- Provided data:

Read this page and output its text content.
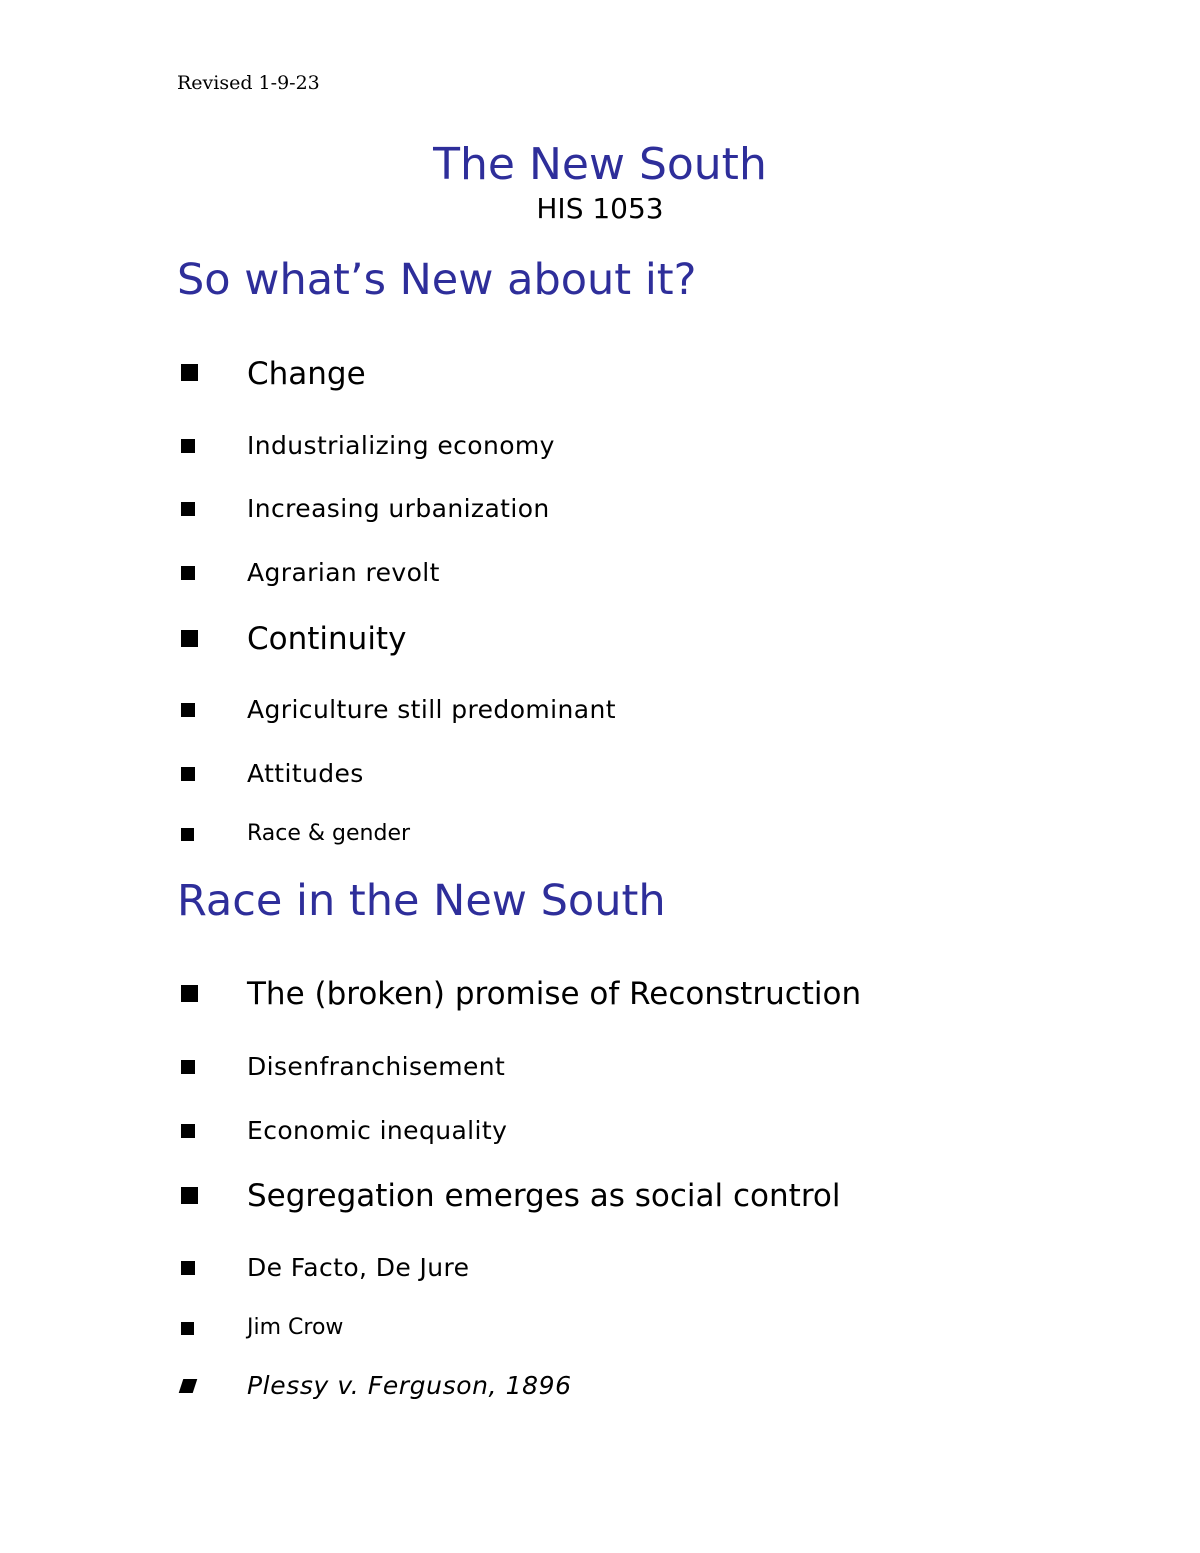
Revised 1-9-23
The New South
HIS 1053
So what’s New about it?
Change
Industrializing economy
Increasing urbanization
Agrarian revolt
Continuity
Agriculture still predominant
Attitudes
Race & gender
Race in the New South
The (broken) promise of Reconstruction
Disenfranchisement
Economic inequality
Segregation emerges as social control
De Facto, De Jure
Jim Crow
Plessy v. Ferguson, 1896
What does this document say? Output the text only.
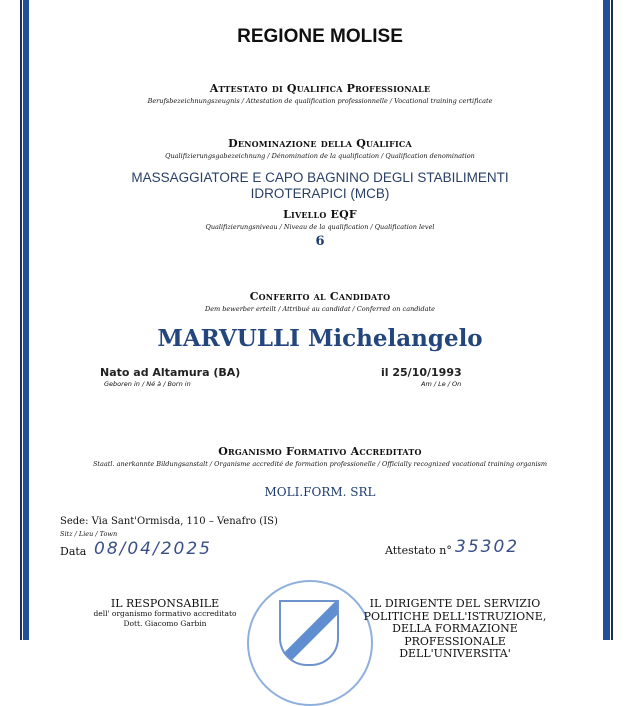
REGIONE MOLISE
Attestato di Qualifica Professionale
Berufsbezeichnungszeugnis / Attestation de qualification professionnelle / Vocational training certificate
Denominazione della Qualifica
Qualifizierungsgabezeichnung / Dénomination de la qualification / Qualification denomination
MASSAGGIATORE E CAPO BAGNINO DEGLI STABILIMENTI
IDROTERAPICI (MCB)
Livello EQF
Qualifizierungsniveau / Niveau de la qualification / Qualification level
6
Conferito al Candidato
Dem bewerber erteilt / Attribué au candidat / Conferred on candidate
MARVULLI Michelangelo
Nato ad Altamura (BA)
Geboren in / Né à / Born in
il 25/10/1993
Am / Le / On
Organismo Formativo Accreditato
Staatl. anerkannte Bildungsanstalt / Organisme accredité de formation professionelle / Officially recognized vocational training organism
MOLI.FORM. SRL
Sede: Via Sant'Ormisda, 110 – Venafro (IS)
Sitz / Lieu / Town
Data 08/04/2025	Attestato n° 35302
IL RESPONSABILE
dell' organismo formativo accreditato
Dott. Giacomo Garbin
IL DIRIGENTE DEL SERVIZIO
POLITICHE DELL'ISTRUZIONE,
DELLA FORMAZIONE
PROFESSIONALE DELL'UNIVERSITA'
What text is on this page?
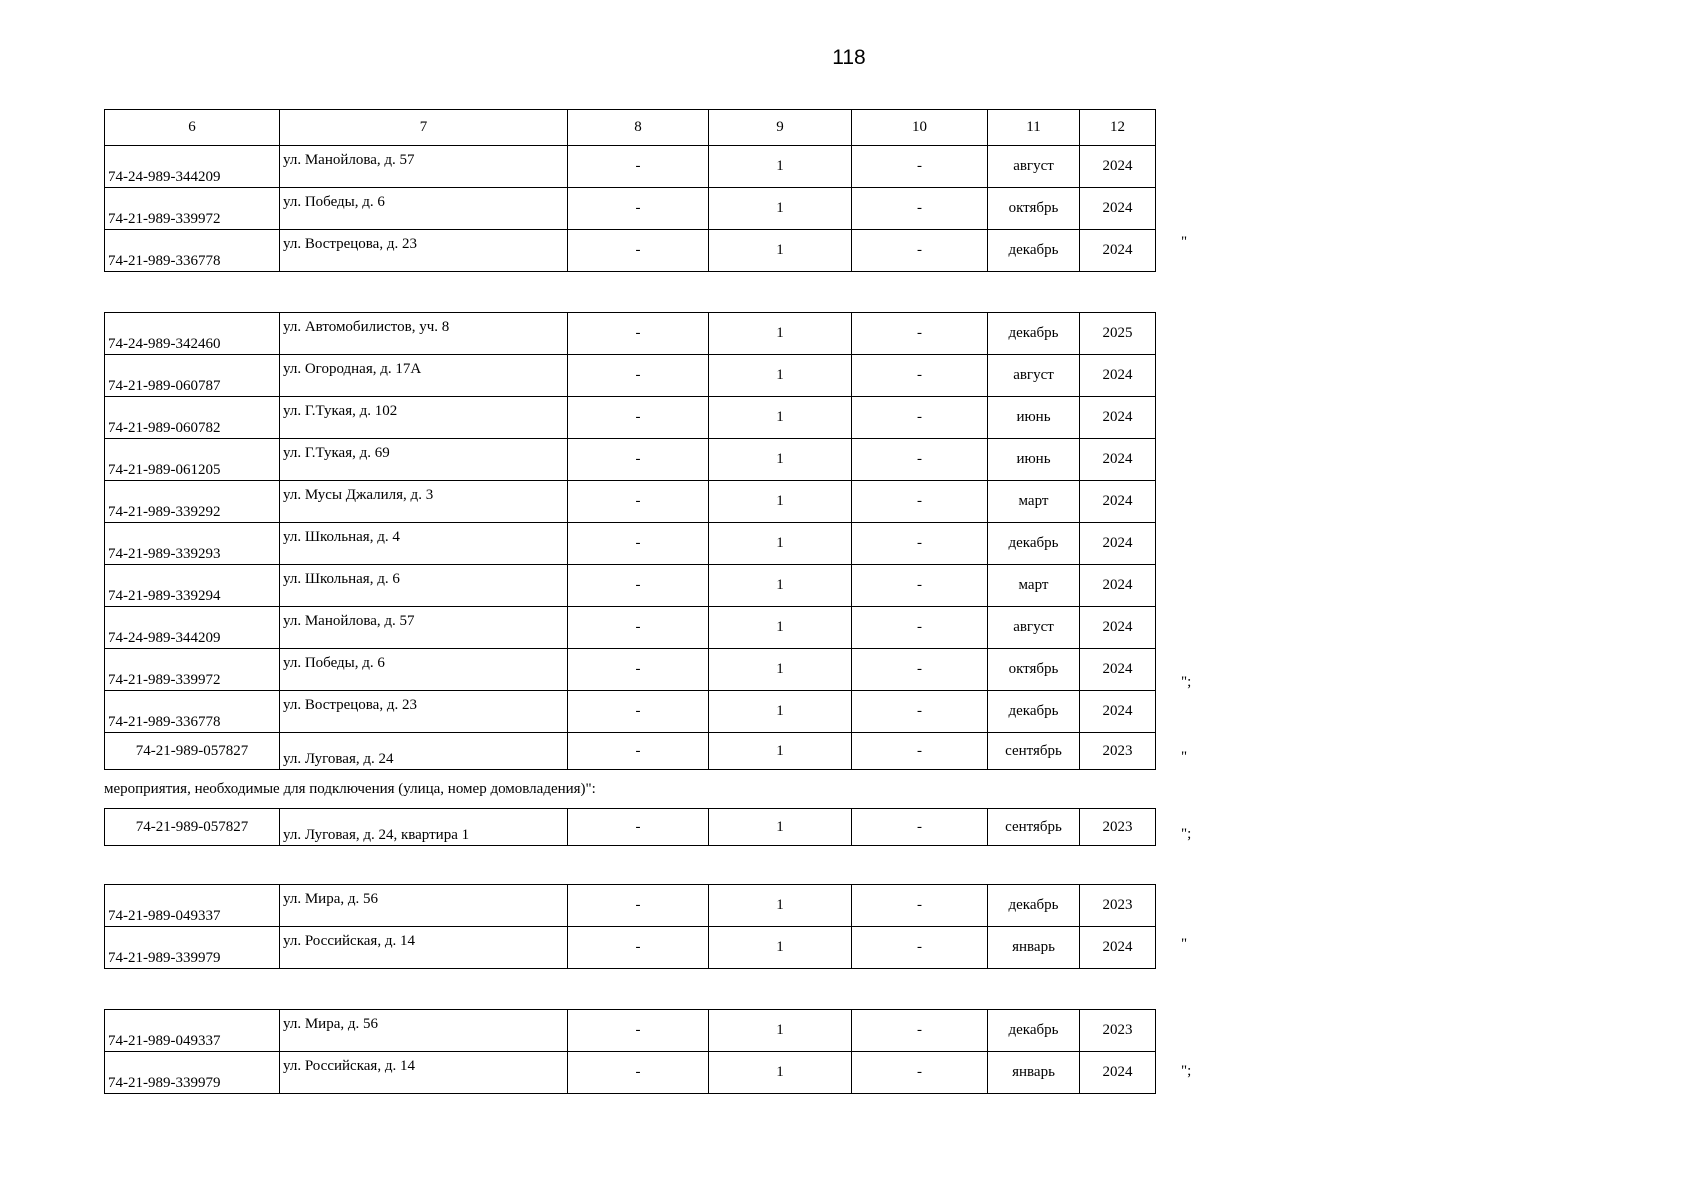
118
6	7	8	9	10	11	12
74-24-989-344209	ул. Манойлова, д. 57	-	1	-	август	2024
74-21-989-339972	ул. Победы, д. 6	-	1	-	октябрь	2024
74-21-989-336778	ул. Вострецова, д. 23	-	1	-	декабрь	2024	"
74-24-989-342460	ул. Автомобилистов, уч. 8	-	1	-	декабрь	2025
74-21-989-060787	ул. Огородная, д. 17А	-	1	-	август	2024
74-21-989-060782	ул. Г.Тукая, д. 102	-	1	-	июнь	2024
74-21-989-061205	ул. Г.Тукая, д. 69	-	1	-	июнь	2024
74-21-989-339292	ул. Мусы Джалиля, д. 3	-	1	-	март	2024
74-21-989-339293	ул. Школьная, д. 4	-	1	-	декабрь	2024
74-21-989-339294	ул. Школьная, д. 6	-	1	-	март	2024
74-24-989-344209	ул. Манойлова, д. 57	-	1	-	август	2024
74-21-989-339972	ул. Победы, д. 6	-	1	-	октябрь	2024
74-21-989-336778	ул. Вострецова, д. 23	-	1	-	декабрь	2024
";
74-21-989-057827	ул. Луговая, д. 24	-	1	-	сентябрь	2023	"
мероприятия, необходимые для подключения (улица, номер домовладения)":
74-21-989-057827	ул. Луговая, д. 24, квартира 1	-	1	-	сентябрь	2023	";
74-21-989-049337	ул. Мира, д. 56	-	1	-	декабрь	2023
74-21-989-339979	ул. Российская, д. 14	-	1	-	январь	2024	"
74-21-989-049337	ул. Мира, д. 56	-	1	-	декабрь	2023
74-21-989-339979	ул. Российская, д. 14	-	1	-	январь	2024	";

- Prompt:
Using the records above, retype everything exactly except the pictures.

- Correct output:
Read this page and output its text content.
Revised 1-9-23
The New South
HIS 1053
So what’s New about it?
Change
Industrializing economy
Increasing urbanization
Agrarian revolt
Continuity
Agriculture still predominant
Attitudes
Race & gender
Race in the New South
The (broken) promise of Reconstruction
Disenfranchisement
Economic inequality
Segregation emerges as social control
De Facto, De Jure
Jim Crow
Plessy v. Ferguson, 1896
What does this document say? Output the text only.
REGIONE MOLISE
Attestato di Qualifica Professionale
Berufsbezeichnungszeugnis / Attestation de qualification professionnelle / Vocational training certificate
Denominazione della Qualifica
Qualifizierungsgabezeichnung / Dénomination de la qualification / Qualification denomination
MASSAGGIATORE E CAPO BAGNINO DEGLI STABILIMENTI
IDROTERAPICI (MCB)
Livello EQF
Qualifizierungsniveau / Niveau de la qualification / Qualification level
6
Conferito al Candidato
Dem bewerber erteilt / Attribué au candidat / Conferred on candidate
MARVULLI Michelangelo
Nato ad Altamura (BA)
Geboren in / Né à / Born in
il 25/10/1993
Am / Le / On
Organismo Formativo Accreditato
Staatl. anerkannte Bildungsanstalt / Organisme accredité de formation professionelle / Officially recognized vocational training organism
MOLI.FORM. SRL
Sede: Via Sant'Ormisda, 110 – Venafro (IS)
Sitz / Lieu / Town
Data 08/04/2025	Attestato n° 35302
IL RESPONSABILE
dell' organismo formativo accreditato
Dott. Giacomo Garbin
IL DIRIGENTE DEL SERVIZIO
POLITICHE DELL'ISTRUZIONE,
DELLA FORMAZIONE
PROFESSIONALE DELL'UNIVERSITA'
What text is on this page?
118
6	7	8	9	10	11	12
74-24-989-344209	ул. Манойлова, д. 57	-	1	-	август	2024
74-21-989-339972	ул. Победы, д. 6	-	1	-	октябрь	2024
74-21-989-336778	ул. Вострецова, д. 23	-	1	-	декабрь	2024	"
74-24-989-342460	ул. Автомобилистов, уч. 8	-	1	-	декабрь	2025
74-21-989-060787	ул. Огородная, д. 17А	-	1	-	август	2024
74-21-989-060782	ул. Г.Тукая, д. 102	-	1	-	июнь	2024
74-21-989-061205	ул. Г.Тукая, д. 69	-	1	-	июнь	2024
74-21-989-339292	ул. Мусы Джалиля, д. 3	-	1	-	март	2024
74-21-989-339293	ул. Школьная, д. 4	-	1	-	декабрь	2024
74-21-989-339294	ул. Школьная, д. 6	-	1	-	март	2024
74-24-989-344209	ул. Манойлова, д. 57	-	1	-	август	2024
74-21-989-339972	ул. Победы, д. 6	-	1	-	октябрь	2024
74-21-989-336778	ул. Вострецова, д. 23	-	1	-	декабрь	2024
";
74-21-989-057827	ул. Луговая, д. 24	-	1	-	сентябрь	2023	"
мероприятия, необходимые для подключения (улица, номер домовладения)":
74-21-989-057827	ул. Луговая, д. 24, квартира 1	-	1	-	сентябрь	2023	";
74-21-989-049337	ул. Мира, д. 56	-	1	-	декабрь	2023
74-21-989-339979	ул. Российская, д. 14	-	1	-	январь	2024	"
74-21-989-049337	ул. Мира, д. 56	-	1	-	декабрь	2023
74-21-989-339979	ул. Российская, д. 14	-	1	-	январь	2024	";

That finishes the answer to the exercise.